*PROBLEM DESCRIPTION:* Omit all images, then return the remaining material exactly as it stands.

*RECORDED INFORMATION:*
==================================================
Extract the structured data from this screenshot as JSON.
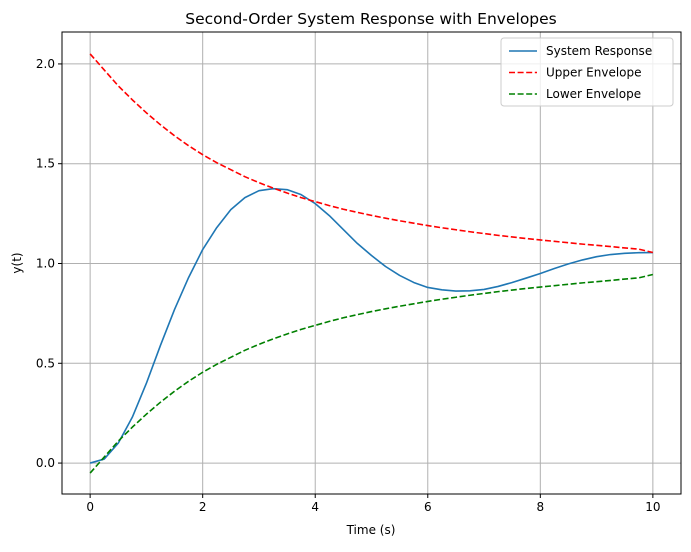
{
  "chart_data": {
    "type": "line",
    "title": "Second-Order System Response with Envelopes",
    "xlabel": "Time (s)",
    "ylabel": "y(t)",
    "xlim": [
      -0.5,
      10.5
    ],
    "ylim": [
      -0.155,
      2.16
    ],
    "xticks": [
      0,
      2,
      4,
      6,
      8,
      10
    ],
    "xtick_labels": [
      "0",
      "2",
      "4",
      "6",
      "8",
      "10"
    ],
    "yticks": [
      0.0,
      0.5,
      1.0,
      1.5,
      2.0
    ],
    "ytick_labels": [
      "0.0",
      "0.5",
      "1.0",
      "1.5",
      "2.0"
    ],
    "grid": true,
    "legend_position": "top-right",
    "x": [
      0,
      0.25,
      0.5,
      0.75,
      1.0,
      1.25,
      1.5,
      1.75,
      2.0,
      2.25,
      2.5,
      2.75,
      3.0,
      3.25,
      3.5,
      3.75,
      4.0,
      4.25,
      4.5,
      4.75,
      5.0,
      5.25,
      5.5,
      5.75,
      6.0,
      6.25,
      6.5,
      6.75,
      7.0,
      7.25,
      7.5,
      7.75,
      8.0,
      8.25,
      8.5,
      8.75,
      9.0,
      9.25,
      9.5,
      9.75,
      10.0
    ],
    "series": [
      {
        "name": "System Response",
        "color": "#1f77b4",
        "dash": "solid",
        "values": [
          0.0,
          0.02,
          0.1,
          0.23,
          0.4,
          0.59,
          0.77,
          0.93,
          1.07,
          1.18,
          1.27,
          1.33,
          1.365,
          1.375,
          1.37,
          1.345,
          1.3,
          1.24,
          1.17,
          1.1,
          1.04,
          0.985,
          0.94,
          0.905,
          0.88,
          0.868,
          0.862,
          0.863,
          0.87,
          0.885,
          0.905,
          0.927,
          0.95,
          0.975,
          0.998,
          1.018,
          1.034,
          1.045,
          1.051,
          1.054,
          1.055
        ]
      },
      {
        "name": "Upper Envelope",
        "color": "#ff0000",
        "dash": "dashed",
        "values": [
          2.05,
          1.97,
          1.89,
          1.82,
          1.755,
          1.695,
          1.64,
          1.59,
          1.545,
          1.505,
          1.47,
          1.435,
          1.405,
          1.378,
          1.353,
          1.33,
          1.31,
          1.29,
          1.272,
          1.256,
          1.241,
          1.227,
          1.214,
          1.202,
          1.19,
          1.179,
          1.169,
          1.159,
          1.15,
          1.141,
          1.133,
          1.125,
          1.118,
          1.111,
          1.104,
          1.097,
          1.091,
          1.085,
          1.078,
          1.072,
          1.055
        ]
      },
      {
        "name": "Lower Envelope",
        "color": "#008000",
        "dash": "dashed",
        "values": [
          -0.05,
          0.03,
          0.11,
          0.18,
          0.245,
          0.305,
          0.36,
          0.41,
          0.455,
          0.495,
          0.53,
          0.565,
          0.595,
          0.622,
          0.647,
          0.67,
          0.69,
          0.71,
          0.728,
          0.744,
          0.759,
          0.773,
          0.786,
          0.798,
          0.81,
          0.821,
          0.831,
          0.841,
          0.85,
          0.859,
          0.867,
          0.875,
          0.882,
          0.889,
          0.896,
          0.903,
          0.909,
          0.915,
          0.922,
          0.928,
          0.945
        ]
      }
    ]
  }
}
==================================================
*WRITTEN ANSWER:*
Extract the structured data from this screenshot as JSON.
{
  "chart_data": {
    "type": "line",
    "title": "Second-Order System Response with Envelopes",
    "xlabel": "Time (s)",
    "ylabel": "y(t)",
    "xlim": [
      -0.5,
      10.5
    ],
    "ylim": [
      -0.155,
      2.16
    ],
    "xticks": [
      0,
      2,
      4,
      6,
      8,
      10
    ],
    "xtick_labels": [
      "0",
      "2",
      "4",
      "6",
      "8",
      "10"
    ],
    "yticks": [
      0.0,
      0.5,
      1.0,
      1.5,
      2.0
    ],
    "ytick_labels": [
      "0.0",
      "0.5",
      "1.0",
      "1.5",
      "2.0"
    ],
    "grid": true,
    "legend_position": "top-right",
    "x": [
      0,
      0.25,
      0.5,
      0.75,
      1.0,
      1.25,
      1.5,
      1.75,
      2.0,
      2.25,
      2.5,
      2.75,
      3.0,
      3.25,
      3.5,
      3.75,
      4.0,
      4.25,
      4.5,
      4.75,
      5.0,
      5.25,
      5.5,
      5.75,
      6.0,
      6.25,
      6.5,
      6.75,
      7.0,
      7.25,
      7.5,
      7.75,
      8.0,
      8.25,
      8.5,
      8.75,
      9.0,
      9.25,
      9.5,
      9.75,
      10.0
    ],
    "series": [
      {
        "name": "System Response",
        "color": "#1f77b4",
        "dash": "solid",
        "values": [
          0.0,
          0.02,
          0.1,
          0.23,
          0.4,
          0.59,
          0.77,
          0.93,
          1.07,
          1.18,
          1.27,
          1.33,
          1.365,
          1.375,
          1.37,
          1.345,
          1.3,
          1.24,
          1.17,
          1.1,
          1.04,
          0.985,
          0.94,
          0.905,
          0.88,
          0.868,
          0.862,
          0.863,
          0.87,
          0.885,
          0.905,
          0.927,
          0.95,
          0.975,
          0.998,
          1.018,
          1.034,
          1.045,
          1.051,
          1.054,
          1.055
        ]
      },
      {
        "name": "Upper Envelope",
        "color": "#ff0000",
        "dash": "dashed",
        "values": [
          2.05,
          1.97,
          1.89,
          1.82,
          1.755,
          1.695,
          1.64,
          1.59,
          1.545,
          1.505,
          1.47,
          1.435,
          1.405,
          1.378,
          1.353,
          1.33,
          1.31,
          1.29,
          1.272,
          1.256,
          1.241,
          1.227,
          1.214,
          1.202,
          1.19,
          1.179,
          1.169,
          1.159,
          1.15,
          1.141,
          1.133,
          1.125,
          1.118,
          1.111,
          1.104,
          1.097,
          1.091,
          1.085,
          1.078,
          1.072,
          1.055
        ]
      },
      {
        "name": "Lower Envelope",
        "color": "#008000",
        "dash": "dashed",
        "values": [
          -0.05,
          0.03,
          0.11,
          0.18,
          0.245,
          0.305,
          0.36,
          0.41,
          0.455,
          0.495,
          0.53,
          0.565,
          0.595,
          0.622,
          0.647,
          0.67,
          0.69,
          0.71,
          0.728,
          0.744,
          0.759,
          0.773,
          0.786,
          0.798,
          0.81,
          0.821,
          0.831,
          0.841,
          0.85,
          0.859,
          0.867,
          0.875,
          0.882,
          0.889,
          0.896,
          0.903,
          0.909,
          0.915,
          0.922,
          0.928,
          0.945
        ]
      }
    ]
  }
}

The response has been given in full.